§ Direction
Reproduce word for word the part of the bispectrum paper summary that runs from "This paper investigates" up to and including "and velocity fields.".

# Constraining galaxy cluster velocity field with the tSZ-kSZ-kSZ   bispectrum

**Authors:** G. Hurier

arXiv: 1701.09072 · 2017-02-01

## TL;DR

This paper investigates the potential of using the tSZ-kSZ-kSZ bispectrum in CMB data to measure galaxy cluster velocities and constrain cosmological parameters, highlighting its significance for understanding structure growth and dark energy.

## Contribution

It demonstrates that future CMB experiments can detect the tSZ-kSZ-kSZ bispectrum with high significance, enabling new constraints on cluster dynamics and cosmological models.

## Key findings

- Next-generation CMB experiments can detect the bispectrum with high S/N.
- The bispectrum measurement constrains intra-cluster dynamics and velocity fields.
- It helps break degeneracies in mass-observable relations and cosmological parameters.

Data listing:
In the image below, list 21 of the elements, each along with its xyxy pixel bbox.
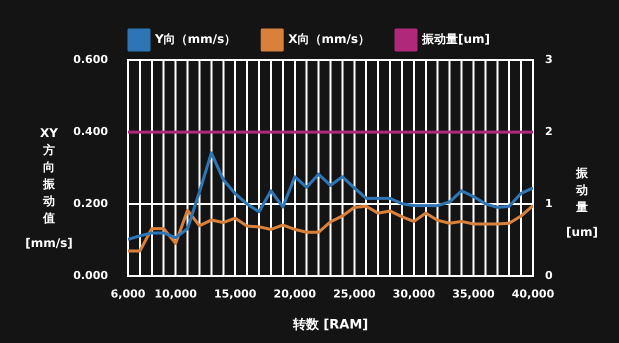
x-tick-label: 40,000 [512, 288, 555, 301]
x-tick-label: 15,000 [214, 288, 257, 301]
y2-tick-label: 1 [545, 196, 553, 210]
x-tick-label: 35,000 [452, 288, 496, 301]
y2-tick-label: 0 [545, 269, 553, 282]
x-tick-label: 10,000 [154, 288, 198, 301]
x-tick-label: 25,000 [333, 288, 376, 301]
y-tick-label: 0.600 [73, 52, 108, 66]
x-axis-title: 转数 [RAM] [292, 318, 368, 333]
y2-tick-label: 2 [545, 124, 553, 138]
y2-tick-label: 3 [545, 52, 553, 66]
y-tick-label: 0.000 [73, 269, 108, 282]
legend-label: 振动量[um] [420, 32, 490, 46]
y-tick-label: 0.200 [73, 196, 108, 210]
legend-label: Y向（mm/s） [154, 32, 236, 46]
x-tick-label: 30,000 [392, 288, 436, 301]
y2-axis-title: 振动量 [um] [564, 165, 599, 241]
y-tick-label: 0.400 [73, 124, 108, 138]
x-tick-label: 20,000 [274, 288, 316, 301]
legend-label: X向（mm/s） [288, 32, 370, 46]
x-tick-label: 6,000 [110, 288, 146, 301]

§ Expected output
This paper investigates the potential of using the tSZ-kSZ-kSZ bispectrum in CMB data to measure galaxy cluster velocities and constrain cosmological parameters, highlighting its significance for understanding structure growth and dark energy.

## Contribution

It demonstrates that future CMB experiments can detect the tSZ-kSZ-kSZ bispectrum with high significance, enabling new constraints on cluster dynamics and cosmological models.

## Key findings

- Next-generation CMB experiments can detect the bispectrum with high S/N.
- The bispectrum measurement constrains intra-cluster dynamics and velocity fields.